## Source records:
▬▬▬▬▬▬
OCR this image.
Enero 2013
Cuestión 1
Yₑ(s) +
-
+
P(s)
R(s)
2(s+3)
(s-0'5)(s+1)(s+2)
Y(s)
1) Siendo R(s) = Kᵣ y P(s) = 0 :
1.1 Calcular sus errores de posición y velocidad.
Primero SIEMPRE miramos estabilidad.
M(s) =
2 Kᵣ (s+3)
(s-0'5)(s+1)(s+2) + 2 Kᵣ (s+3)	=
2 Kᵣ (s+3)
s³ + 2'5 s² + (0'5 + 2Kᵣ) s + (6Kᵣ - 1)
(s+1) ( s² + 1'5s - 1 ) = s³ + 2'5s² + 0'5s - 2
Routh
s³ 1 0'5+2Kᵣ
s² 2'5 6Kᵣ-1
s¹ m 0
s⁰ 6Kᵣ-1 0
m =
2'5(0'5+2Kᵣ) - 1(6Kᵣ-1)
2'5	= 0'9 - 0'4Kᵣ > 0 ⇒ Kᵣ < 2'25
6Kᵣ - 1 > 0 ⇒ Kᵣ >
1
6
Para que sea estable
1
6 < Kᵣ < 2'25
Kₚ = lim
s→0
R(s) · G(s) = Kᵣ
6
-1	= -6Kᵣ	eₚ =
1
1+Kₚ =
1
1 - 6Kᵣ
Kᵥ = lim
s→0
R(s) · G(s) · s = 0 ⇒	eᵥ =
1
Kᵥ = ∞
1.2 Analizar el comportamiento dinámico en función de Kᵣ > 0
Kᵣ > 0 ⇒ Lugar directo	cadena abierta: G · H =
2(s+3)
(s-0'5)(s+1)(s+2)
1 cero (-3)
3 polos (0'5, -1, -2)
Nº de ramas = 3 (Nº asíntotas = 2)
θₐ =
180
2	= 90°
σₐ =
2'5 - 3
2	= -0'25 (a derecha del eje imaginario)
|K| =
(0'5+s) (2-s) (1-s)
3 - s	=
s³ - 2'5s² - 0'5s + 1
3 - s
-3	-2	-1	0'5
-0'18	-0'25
▬▬▬▬▬▬
## Written request:
Reproduce each entry exactly, leaving out nothing.

## Response below:
OCR this image.
Enero 2013
Cuestión 1
Yₑ(s) +
-
+
P(s)
R(s)
2(s+3)
(s-0'5)(s+1)(s+2)
Y(s)
1) Siendo R(s) = Kᵣ y P(s) = 0 :
1.1 Calcular sus errores de posición y velocidad.
Primero SIEMPRE miramos estabilidad.
M(s) =
2 Kᵣ (s+3)
(s-0'5)(s+1)(s+2) + 2 Kᵣ (s+3)	=
2 Kᵣ (s+3)
s³ + 2'5 s² + (0'5 + 2Kᵣ) s + (6Kᵣ - 1)
(s+1) ( s² + 1'5s - 1 ) = s³ + 2'5s² + 0'5s - 2
Routh
s³ 1 0'5+2Kᵣ
s² 2'5 6Kᵣ-1
s¹ m 0
s⁰ 6Kᵣ-1 0
m =
2'5(0'5+2Kᵣ) - 1(6Kᵣ-1)
2'5	= 0'9 - 0'4Kᵣ > 0 ⇒ Kᵣ < 2'25
6Kᵣ - 1 > 0 ⇒ Kᵣ >
1
6
Para que sea estable
1
6 < Kᵣ < 2'25
Kₚ = lim
s→0
R(s) · G(s) = Kᵣ
6
-1	= -6Kᵣ	eₚ =
1
1+Kₚ =
1
1 - 6Kᵣ
Kᵥ = lim
s→0
R(s) · G(s) · s = 0 ⇒	eᵥ =
1
Kᵥ = ∞
1.2 Analizar el comportamiento dinámico en función de Kᵣ > 0
Kᵣ > 0 ⇒ Lugar directo	cadena abierta: G · H =
2(s+3)
(s-0'5)(s+1)(s+2)
1 cero (-3)
3 polos (0'5, -1, -2)
Nº de ramas = 3 (Nº asíntotas = 2)
θₐ =
180
2	= 90°
σₐ =
2'5 - 3
2	= -0'25 (a derecha del eje imaginario)
|K| =
(0'5+s) (2-s) (1-s)
3 - s	=
s³ - 2'5s² - 0'5s + 1
3 - s
-3	-2	-1	0'5
-0'18	-0'25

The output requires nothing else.